» **Written instruction**:
Output the data exactly, with every line intact.

═══ Material for this exercise

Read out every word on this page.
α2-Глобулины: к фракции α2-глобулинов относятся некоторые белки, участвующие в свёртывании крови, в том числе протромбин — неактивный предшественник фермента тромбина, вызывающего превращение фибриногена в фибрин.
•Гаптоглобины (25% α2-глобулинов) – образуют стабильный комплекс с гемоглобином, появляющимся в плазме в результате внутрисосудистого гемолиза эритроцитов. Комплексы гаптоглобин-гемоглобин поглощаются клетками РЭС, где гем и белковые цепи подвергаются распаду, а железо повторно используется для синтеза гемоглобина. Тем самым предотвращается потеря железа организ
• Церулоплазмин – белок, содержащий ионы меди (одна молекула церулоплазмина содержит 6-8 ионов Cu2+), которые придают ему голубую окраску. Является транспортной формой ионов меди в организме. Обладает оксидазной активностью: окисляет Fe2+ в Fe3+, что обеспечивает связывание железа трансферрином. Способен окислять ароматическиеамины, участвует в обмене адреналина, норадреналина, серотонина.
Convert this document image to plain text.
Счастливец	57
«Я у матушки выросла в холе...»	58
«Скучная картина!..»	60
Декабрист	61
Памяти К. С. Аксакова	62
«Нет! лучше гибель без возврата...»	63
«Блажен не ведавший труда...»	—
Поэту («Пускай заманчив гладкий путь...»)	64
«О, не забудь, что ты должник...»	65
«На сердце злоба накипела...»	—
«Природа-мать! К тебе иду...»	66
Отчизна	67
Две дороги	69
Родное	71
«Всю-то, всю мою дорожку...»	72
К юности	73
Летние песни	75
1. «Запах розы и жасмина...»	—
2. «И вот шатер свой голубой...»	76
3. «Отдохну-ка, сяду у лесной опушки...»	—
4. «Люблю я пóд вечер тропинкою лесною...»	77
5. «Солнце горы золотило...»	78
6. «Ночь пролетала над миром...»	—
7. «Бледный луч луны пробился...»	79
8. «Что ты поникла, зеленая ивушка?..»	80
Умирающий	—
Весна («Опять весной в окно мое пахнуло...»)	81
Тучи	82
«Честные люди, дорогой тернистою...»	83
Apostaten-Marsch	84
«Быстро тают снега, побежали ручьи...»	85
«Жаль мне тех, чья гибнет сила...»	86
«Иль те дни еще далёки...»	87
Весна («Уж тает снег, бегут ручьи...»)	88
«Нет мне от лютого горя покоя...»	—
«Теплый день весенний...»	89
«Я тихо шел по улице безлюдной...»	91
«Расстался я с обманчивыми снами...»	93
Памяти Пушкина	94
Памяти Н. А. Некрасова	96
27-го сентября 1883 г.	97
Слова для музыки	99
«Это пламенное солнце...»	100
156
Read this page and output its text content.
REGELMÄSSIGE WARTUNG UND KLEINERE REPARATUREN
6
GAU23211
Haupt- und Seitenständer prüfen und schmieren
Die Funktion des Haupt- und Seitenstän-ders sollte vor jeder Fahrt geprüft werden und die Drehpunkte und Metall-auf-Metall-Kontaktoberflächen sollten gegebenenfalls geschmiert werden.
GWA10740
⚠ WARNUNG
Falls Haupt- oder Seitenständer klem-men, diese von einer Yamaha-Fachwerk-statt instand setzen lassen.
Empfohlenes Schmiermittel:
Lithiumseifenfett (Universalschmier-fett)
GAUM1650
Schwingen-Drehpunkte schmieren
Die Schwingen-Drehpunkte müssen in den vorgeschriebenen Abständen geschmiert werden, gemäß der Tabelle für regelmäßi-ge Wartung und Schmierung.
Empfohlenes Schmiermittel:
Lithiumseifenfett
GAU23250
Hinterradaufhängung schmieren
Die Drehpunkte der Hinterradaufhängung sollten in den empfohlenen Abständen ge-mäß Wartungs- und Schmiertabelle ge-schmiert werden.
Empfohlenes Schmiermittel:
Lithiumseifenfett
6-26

══════

» **Complete output**:
Read out every word on this page.
α2-Глобулины: к фракции α2-глобулинов относятся некоторые белки, участвующие в свёртывании крови, в том числе протромбин — неактивный предшественник фермента тромбина, вызывающего превращение фибриногена в фибрин.
•Гаптоглобины (25% α2-глобулинов) – образуют стабильный комплекс с гемоглобином, появляющимся в плазме в результате внутрисосудистого гемолиза эритроцитов. Комплексы гаптоглобин-гемоглобин поглощаются клетками РЭС, где гем и белковые цепи подвергаются распаду, а железо повторно используется для синтеза гемоглобина. Тем самым предотвращается потеря железа организ
• Церулоплазмин – белок, содержащий ионы меди (одна молекула церулоплазмина содержит 6-8 ионов Cu2+), которые придают ему голубую окраску. Является транспортной формой ионов меди в организме. Обладает оксидазной активностью: окисляет Fe2+ в Fe3+, что обеспечивает связывание железа трансферрином. Способен окислять ароматическиеамины, участвует в обмене адреналина, норадреналина, серотонина.
Convert this document image to plain text.
Счастливец	57
«Я у матушки выросла в холе...»	58
«Скучная картина!..»	60
Декабрист	61
Памяти К. С. Аксакова	62
«Нет! лучше гибель без возврата...»	63
«Блажен не ведавший труда...»	—
Поэту («Пускай заманчив гладкий путь...»)	64
«О, не забудь, что ты должник...»	65
«На сердце злоба накипела...»	—
«Природа-мать! К тебе иду...»	66
Отчизна	67
Две дороги	69
Родное	71
«Всю-то, всю мою дорожку...»	72
К юности	73
Летние песни	75
1. «Запах розы и жасмина...»	—
2. «И вот шатер свой голубой...»	76
3. «Отдохну-ка, сяду у лесной опушки...»	—
4. «Люблю я пóд вечер тропинкою лесною...»	77
5. «Солнце горы золотило...»	78
6. «Ночь пролетала над миром...»	—
7. «Бледный луч луны пробился...»	79
8. «Что ты поникла, зеленая ивушка?..»	80
Умирающий	—
Весна («Опять весной в окно мое пахнуло...»)	81
Тучи	82
«Честные люди, дорогой тернистою...»	83
Apostaten-Marsch	84
«Быстро тают снега, побежали ручьи...»	85
«Жаль мне тех, чья гибнет сила...»	86
«Иль те дни еще далёки...»	87
Весна («Уж тает снег, бегут ручьи...»)	88
«Нет мне от лютого горя покоя...»	—
«Теплый день весенний...»	89
«Я тихо шел по улице безлюдной...»	91
«Расстался я с обманчивыми снами...»	93
Памяти Пушкина	94
Памяти Н. А. Некрасова	96
27-го сентября 1883 г.	97
Слова для музыки	99
«Это пламенное солнце...»	100
156
Read this page and output its text content.
REGELMÄSSIGE WARTUNG UND KLEINERE REPARATUREN
6
GAU23211
Haupt- und Seitenständer prüfen und schmieren
Die Funktion des Haupt- und Seitenstän-ders sollte vor jeder Fahrt geprüft werden und die Drehpunkte und Metall-auf-Metall-Kontaktoberflächen sollten gegebenenfalls geschmiert werden.
GWA10740
⚠ WARNUNG
Falls Haupt- oder Seitenständer klem-men, diese von einer Yamaha-Fachwerk-statt instand setzen lassen.
Empfohlenes Schmiermittel:
Lithiumseifenfett (Universalschmier-fett)
GAUM1650
Schwingen-Drehpunkte schmieren
Die Schwingen-Drehpunkte müssen in den vorgeschriebenen Abständen geschmiert werden, gemäß der Tabelle für regelmäßi-ge Wartung und Schmierung.
Empfohlenes Schmiermittel:
Lithiumseifenfett
GAU23250
Hinterradaufhängung schmieren
Die Drehpunkte der Hinterradaufhängung sollten in den empfohlenen Abständen ge-mäß Wartungs- und Schmiertabelle ge-schmiert werden.
Empfohlenes Schmiermittel:
Lithiumseifenfett
6-26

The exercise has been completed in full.